Supplied material
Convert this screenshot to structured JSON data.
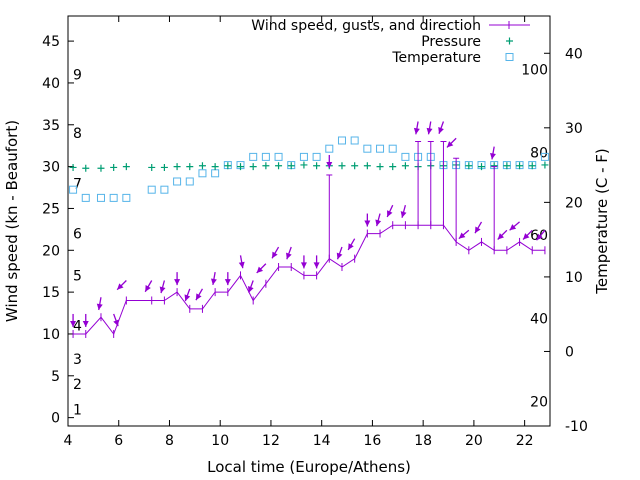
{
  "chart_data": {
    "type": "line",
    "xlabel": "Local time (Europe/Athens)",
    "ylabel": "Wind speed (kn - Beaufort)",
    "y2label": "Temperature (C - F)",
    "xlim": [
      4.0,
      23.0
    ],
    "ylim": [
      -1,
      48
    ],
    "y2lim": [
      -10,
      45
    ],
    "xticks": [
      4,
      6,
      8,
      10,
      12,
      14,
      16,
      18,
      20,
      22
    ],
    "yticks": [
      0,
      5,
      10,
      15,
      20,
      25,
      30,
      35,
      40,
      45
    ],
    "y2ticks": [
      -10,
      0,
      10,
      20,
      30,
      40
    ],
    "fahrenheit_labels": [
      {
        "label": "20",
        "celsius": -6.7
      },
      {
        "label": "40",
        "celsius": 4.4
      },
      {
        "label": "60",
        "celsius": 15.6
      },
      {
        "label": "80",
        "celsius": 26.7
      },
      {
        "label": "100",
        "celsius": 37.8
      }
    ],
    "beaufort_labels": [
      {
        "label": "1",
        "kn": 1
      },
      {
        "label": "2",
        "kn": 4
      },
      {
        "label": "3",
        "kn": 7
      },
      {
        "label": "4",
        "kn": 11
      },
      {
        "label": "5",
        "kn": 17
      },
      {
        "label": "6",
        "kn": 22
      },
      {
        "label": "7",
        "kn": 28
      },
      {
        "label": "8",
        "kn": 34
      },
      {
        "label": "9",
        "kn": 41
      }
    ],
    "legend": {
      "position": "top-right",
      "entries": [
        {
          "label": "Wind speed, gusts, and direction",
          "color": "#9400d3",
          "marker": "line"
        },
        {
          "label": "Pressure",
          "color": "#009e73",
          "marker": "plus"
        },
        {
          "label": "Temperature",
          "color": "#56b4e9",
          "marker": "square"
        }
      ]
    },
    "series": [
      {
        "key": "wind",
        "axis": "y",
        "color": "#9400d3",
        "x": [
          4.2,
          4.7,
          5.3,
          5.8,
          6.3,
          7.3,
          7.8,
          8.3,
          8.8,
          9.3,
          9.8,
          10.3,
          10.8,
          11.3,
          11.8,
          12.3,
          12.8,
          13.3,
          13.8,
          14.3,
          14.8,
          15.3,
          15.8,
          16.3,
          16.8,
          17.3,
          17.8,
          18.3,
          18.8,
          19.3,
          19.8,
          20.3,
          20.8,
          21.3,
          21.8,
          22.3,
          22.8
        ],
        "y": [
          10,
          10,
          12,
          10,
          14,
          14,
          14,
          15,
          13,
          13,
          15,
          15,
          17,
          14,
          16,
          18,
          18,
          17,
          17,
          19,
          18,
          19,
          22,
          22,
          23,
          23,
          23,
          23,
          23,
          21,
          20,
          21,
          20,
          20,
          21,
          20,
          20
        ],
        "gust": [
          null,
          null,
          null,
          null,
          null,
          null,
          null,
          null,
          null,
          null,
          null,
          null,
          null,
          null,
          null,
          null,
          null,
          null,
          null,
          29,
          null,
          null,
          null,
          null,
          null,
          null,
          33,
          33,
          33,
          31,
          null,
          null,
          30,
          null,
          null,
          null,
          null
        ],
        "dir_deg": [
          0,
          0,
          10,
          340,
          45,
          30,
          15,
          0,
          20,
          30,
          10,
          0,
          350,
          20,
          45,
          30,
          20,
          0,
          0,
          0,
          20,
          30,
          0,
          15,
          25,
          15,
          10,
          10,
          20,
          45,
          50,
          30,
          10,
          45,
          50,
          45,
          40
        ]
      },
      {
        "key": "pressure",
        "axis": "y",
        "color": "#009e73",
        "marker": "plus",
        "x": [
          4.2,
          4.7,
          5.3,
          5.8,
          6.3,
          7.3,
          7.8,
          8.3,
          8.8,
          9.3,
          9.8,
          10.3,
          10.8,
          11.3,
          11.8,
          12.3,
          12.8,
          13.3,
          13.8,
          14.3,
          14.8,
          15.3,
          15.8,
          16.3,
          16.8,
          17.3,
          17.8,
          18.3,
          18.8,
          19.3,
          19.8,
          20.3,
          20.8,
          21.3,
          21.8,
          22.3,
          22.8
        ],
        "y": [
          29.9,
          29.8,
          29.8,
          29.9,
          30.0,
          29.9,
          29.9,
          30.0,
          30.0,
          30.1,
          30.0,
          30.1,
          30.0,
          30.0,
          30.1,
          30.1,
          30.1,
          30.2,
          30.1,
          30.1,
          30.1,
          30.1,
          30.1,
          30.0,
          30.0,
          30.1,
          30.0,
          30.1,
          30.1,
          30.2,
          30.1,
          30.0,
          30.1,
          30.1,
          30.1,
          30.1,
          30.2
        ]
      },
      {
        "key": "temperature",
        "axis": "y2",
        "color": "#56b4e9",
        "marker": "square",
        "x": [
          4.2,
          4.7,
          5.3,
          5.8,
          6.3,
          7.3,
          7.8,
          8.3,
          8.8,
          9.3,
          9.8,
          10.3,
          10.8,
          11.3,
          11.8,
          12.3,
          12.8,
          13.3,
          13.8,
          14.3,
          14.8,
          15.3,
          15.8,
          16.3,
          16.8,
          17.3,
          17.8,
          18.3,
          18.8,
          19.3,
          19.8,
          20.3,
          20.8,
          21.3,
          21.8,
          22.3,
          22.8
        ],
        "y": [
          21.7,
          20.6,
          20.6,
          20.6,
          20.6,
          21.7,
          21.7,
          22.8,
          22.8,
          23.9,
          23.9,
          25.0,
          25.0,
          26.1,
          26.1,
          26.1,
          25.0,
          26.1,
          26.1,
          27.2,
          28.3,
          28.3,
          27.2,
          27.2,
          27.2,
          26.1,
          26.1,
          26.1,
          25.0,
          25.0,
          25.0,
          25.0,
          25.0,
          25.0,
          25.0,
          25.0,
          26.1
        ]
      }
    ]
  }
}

* * *

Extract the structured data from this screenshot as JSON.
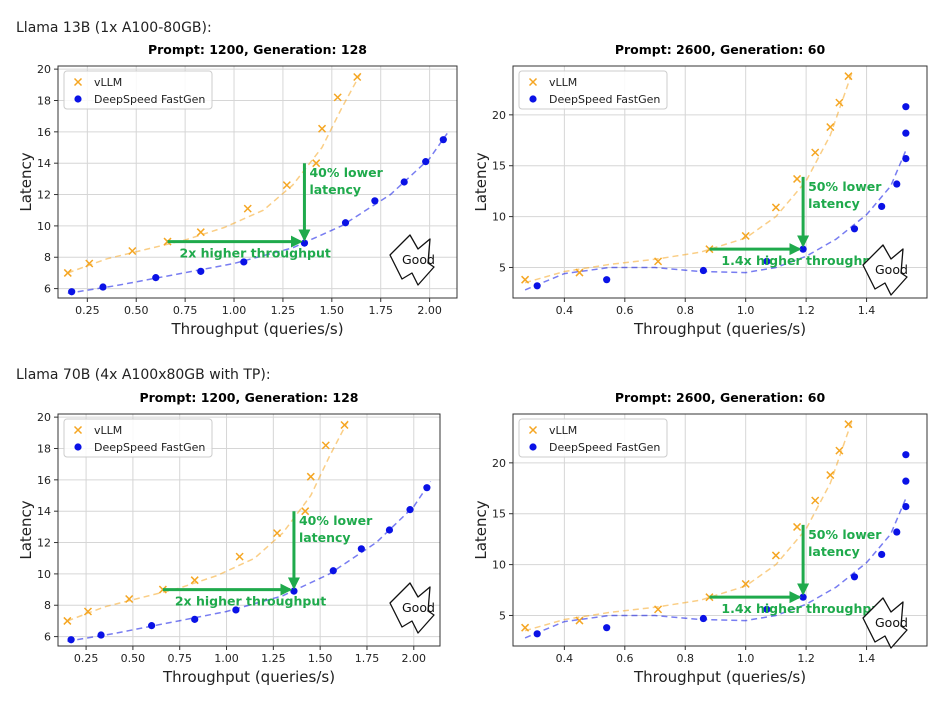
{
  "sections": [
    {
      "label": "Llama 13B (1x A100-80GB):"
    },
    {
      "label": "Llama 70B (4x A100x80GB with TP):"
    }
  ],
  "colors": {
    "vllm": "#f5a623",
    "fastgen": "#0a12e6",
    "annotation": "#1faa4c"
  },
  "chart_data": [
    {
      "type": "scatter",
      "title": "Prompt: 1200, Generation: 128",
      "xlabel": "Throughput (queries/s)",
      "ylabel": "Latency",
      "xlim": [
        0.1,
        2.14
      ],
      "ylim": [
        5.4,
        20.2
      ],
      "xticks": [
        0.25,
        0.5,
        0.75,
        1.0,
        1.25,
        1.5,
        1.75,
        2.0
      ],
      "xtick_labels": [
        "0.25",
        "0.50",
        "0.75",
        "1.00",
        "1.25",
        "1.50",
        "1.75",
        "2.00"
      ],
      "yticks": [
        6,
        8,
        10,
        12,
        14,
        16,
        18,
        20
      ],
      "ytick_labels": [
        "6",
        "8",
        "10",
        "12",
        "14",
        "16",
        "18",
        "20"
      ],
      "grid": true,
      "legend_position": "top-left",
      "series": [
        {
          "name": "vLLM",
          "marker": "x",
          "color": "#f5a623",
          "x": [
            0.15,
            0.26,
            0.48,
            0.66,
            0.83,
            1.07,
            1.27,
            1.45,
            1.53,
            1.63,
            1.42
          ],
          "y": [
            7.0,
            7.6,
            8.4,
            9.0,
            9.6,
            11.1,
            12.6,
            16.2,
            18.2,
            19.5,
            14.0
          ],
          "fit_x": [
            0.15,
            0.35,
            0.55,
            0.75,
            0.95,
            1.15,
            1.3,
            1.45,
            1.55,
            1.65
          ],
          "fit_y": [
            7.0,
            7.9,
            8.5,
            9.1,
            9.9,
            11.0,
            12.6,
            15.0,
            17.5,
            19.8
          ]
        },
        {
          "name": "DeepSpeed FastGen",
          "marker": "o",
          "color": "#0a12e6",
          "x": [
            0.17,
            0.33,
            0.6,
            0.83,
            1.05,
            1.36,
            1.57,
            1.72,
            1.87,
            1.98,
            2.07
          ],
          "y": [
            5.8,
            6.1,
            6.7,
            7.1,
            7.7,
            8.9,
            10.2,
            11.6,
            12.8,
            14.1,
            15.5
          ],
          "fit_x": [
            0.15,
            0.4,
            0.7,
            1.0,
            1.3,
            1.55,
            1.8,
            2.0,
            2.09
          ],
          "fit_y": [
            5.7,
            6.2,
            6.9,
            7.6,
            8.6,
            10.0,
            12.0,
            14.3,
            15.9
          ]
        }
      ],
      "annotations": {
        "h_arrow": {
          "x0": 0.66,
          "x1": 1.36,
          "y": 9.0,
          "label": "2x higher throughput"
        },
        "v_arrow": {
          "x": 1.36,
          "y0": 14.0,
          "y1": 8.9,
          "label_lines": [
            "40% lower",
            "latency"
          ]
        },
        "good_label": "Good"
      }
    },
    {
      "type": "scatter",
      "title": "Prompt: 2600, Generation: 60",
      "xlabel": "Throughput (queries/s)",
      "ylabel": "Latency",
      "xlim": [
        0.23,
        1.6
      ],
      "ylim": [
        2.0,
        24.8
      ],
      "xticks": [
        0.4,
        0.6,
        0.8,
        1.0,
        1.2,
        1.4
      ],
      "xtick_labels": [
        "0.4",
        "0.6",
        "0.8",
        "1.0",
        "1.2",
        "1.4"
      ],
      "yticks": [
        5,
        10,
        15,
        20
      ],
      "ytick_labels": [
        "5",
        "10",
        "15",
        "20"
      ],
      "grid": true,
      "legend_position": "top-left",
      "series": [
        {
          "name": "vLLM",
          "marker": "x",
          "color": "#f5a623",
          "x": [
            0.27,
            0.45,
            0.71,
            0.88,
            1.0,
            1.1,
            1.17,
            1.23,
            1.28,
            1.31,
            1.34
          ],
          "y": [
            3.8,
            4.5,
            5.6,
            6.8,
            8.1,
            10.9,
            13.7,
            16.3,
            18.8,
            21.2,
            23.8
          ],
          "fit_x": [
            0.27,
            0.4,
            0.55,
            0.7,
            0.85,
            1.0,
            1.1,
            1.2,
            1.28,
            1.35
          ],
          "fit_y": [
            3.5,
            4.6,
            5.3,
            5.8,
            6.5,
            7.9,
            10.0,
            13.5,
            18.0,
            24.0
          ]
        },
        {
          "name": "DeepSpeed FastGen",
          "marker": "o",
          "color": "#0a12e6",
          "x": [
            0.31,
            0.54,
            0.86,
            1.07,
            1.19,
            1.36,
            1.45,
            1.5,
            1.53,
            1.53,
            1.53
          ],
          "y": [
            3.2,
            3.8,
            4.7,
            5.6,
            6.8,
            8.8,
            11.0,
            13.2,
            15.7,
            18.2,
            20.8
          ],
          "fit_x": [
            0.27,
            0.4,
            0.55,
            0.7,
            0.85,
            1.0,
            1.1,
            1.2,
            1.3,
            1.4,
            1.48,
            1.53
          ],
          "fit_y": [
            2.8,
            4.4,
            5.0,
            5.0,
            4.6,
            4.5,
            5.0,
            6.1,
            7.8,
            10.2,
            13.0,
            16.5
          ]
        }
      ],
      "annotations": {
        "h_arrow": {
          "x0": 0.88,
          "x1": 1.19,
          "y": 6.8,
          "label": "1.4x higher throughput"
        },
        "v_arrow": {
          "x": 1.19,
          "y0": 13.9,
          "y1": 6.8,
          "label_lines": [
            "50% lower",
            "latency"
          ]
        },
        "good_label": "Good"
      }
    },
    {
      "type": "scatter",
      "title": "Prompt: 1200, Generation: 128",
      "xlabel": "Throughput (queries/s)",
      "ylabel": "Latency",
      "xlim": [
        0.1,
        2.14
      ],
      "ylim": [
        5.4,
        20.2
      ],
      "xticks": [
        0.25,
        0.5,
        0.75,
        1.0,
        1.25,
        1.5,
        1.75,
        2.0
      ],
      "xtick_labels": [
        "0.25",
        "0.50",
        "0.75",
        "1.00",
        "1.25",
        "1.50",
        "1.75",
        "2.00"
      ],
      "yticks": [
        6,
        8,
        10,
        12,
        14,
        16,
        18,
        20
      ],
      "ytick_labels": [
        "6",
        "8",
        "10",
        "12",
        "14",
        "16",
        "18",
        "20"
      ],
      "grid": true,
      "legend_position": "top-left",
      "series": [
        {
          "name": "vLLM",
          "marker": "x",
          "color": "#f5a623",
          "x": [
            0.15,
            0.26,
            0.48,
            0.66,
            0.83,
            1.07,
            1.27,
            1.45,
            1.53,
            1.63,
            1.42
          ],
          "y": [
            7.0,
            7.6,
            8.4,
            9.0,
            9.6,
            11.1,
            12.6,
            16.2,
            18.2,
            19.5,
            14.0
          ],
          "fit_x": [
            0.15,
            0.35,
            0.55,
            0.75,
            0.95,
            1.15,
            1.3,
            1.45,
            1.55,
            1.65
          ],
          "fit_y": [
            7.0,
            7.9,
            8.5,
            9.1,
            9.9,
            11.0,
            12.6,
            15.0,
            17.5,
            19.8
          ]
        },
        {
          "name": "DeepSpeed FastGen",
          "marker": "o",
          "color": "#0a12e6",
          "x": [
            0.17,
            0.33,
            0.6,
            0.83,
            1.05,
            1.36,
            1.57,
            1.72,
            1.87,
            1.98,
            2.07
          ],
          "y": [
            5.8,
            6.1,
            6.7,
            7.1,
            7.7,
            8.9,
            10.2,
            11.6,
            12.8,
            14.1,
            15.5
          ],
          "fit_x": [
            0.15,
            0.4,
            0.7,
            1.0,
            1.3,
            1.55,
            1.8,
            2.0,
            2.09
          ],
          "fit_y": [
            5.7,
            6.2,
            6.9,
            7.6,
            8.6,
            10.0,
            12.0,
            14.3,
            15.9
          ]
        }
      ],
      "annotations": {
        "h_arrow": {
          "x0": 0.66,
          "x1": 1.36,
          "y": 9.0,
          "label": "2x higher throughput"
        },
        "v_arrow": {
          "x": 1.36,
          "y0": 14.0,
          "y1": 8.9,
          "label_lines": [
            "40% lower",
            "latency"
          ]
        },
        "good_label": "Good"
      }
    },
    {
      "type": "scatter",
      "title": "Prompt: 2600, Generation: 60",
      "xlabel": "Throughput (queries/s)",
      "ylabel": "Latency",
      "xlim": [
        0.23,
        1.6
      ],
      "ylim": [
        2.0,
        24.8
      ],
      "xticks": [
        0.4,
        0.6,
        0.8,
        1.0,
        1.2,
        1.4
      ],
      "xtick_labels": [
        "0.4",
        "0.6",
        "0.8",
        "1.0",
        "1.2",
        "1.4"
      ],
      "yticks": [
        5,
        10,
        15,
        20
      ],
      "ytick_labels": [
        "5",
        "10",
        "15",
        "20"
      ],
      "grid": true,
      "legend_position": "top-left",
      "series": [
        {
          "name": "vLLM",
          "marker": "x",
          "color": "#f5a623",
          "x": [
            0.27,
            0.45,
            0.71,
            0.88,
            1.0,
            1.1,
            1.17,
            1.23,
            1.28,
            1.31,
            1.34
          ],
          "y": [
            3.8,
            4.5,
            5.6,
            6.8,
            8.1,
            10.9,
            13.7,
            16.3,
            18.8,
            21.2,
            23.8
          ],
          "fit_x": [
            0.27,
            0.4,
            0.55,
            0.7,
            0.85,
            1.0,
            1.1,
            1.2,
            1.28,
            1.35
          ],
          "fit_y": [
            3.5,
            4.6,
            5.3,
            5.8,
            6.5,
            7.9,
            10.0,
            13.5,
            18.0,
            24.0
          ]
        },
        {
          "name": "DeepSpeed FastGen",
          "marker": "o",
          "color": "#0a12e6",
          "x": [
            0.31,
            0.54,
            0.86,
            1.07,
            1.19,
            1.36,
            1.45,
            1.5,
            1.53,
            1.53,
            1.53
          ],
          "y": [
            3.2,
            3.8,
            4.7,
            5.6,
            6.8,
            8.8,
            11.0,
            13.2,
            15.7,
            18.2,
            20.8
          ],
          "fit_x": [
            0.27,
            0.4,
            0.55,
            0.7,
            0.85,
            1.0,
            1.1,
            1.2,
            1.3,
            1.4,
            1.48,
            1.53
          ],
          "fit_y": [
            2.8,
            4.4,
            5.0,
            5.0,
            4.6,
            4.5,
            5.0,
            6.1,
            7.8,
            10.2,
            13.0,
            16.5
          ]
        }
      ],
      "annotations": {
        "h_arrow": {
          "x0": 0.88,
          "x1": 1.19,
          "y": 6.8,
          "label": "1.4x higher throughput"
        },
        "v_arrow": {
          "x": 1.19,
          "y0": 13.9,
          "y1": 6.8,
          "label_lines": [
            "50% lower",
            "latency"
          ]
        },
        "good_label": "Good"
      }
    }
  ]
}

Your instructions
Gather each line from the entries above that includes the word "JSON".

Written answer
Convert this screenshot to structured JSON data.
Extract the structured data from this screenshot as JSON.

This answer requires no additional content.